┌─ Supplied material

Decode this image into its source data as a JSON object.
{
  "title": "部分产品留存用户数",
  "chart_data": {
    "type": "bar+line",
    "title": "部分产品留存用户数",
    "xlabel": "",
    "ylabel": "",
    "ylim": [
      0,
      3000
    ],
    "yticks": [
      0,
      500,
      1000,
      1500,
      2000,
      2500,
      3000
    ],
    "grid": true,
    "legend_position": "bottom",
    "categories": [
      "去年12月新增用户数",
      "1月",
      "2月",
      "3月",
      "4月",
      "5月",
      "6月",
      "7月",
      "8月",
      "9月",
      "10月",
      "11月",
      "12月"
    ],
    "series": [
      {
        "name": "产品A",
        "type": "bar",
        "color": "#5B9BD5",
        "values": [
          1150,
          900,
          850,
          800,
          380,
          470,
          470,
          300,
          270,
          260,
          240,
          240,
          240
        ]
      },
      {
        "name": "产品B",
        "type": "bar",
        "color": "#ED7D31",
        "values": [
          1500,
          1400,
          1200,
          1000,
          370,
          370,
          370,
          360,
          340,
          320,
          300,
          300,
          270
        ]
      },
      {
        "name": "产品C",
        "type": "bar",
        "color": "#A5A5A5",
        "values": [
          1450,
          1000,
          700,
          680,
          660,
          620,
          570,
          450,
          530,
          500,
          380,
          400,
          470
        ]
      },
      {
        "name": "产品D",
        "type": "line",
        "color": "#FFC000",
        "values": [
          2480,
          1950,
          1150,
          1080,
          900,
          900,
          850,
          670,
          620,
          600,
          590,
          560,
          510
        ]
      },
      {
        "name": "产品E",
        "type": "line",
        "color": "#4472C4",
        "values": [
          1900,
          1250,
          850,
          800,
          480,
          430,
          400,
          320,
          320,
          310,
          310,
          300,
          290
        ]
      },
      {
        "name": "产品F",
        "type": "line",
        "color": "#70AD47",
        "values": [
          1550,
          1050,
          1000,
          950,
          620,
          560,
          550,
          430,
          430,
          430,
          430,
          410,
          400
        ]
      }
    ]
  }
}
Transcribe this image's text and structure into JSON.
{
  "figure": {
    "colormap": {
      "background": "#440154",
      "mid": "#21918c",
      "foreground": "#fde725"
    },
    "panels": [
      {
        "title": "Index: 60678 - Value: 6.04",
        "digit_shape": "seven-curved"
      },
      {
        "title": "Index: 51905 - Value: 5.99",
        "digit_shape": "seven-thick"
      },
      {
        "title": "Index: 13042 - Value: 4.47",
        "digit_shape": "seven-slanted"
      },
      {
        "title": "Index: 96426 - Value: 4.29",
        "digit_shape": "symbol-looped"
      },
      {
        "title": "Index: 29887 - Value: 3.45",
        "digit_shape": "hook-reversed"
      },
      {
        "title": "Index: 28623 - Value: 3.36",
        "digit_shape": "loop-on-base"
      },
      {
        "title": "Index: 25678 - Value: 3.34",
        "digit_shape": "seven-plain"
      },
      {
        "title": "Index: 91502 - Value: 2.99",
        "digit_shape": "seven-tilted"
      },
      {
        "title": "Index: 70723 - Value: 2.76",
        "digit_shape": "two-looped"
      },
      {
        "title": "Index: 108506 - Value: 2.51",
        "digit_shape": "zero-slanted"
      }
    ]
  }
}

└─

(What to do)
Go over the data above and copy every line that has the word "name" in it.

(Solution to this problem)
        "name": "产品A",
        "name": "产品B",
        "name": "产品C",
        "name": "产品D",
        "name": "产品E",
        "name": "产品F",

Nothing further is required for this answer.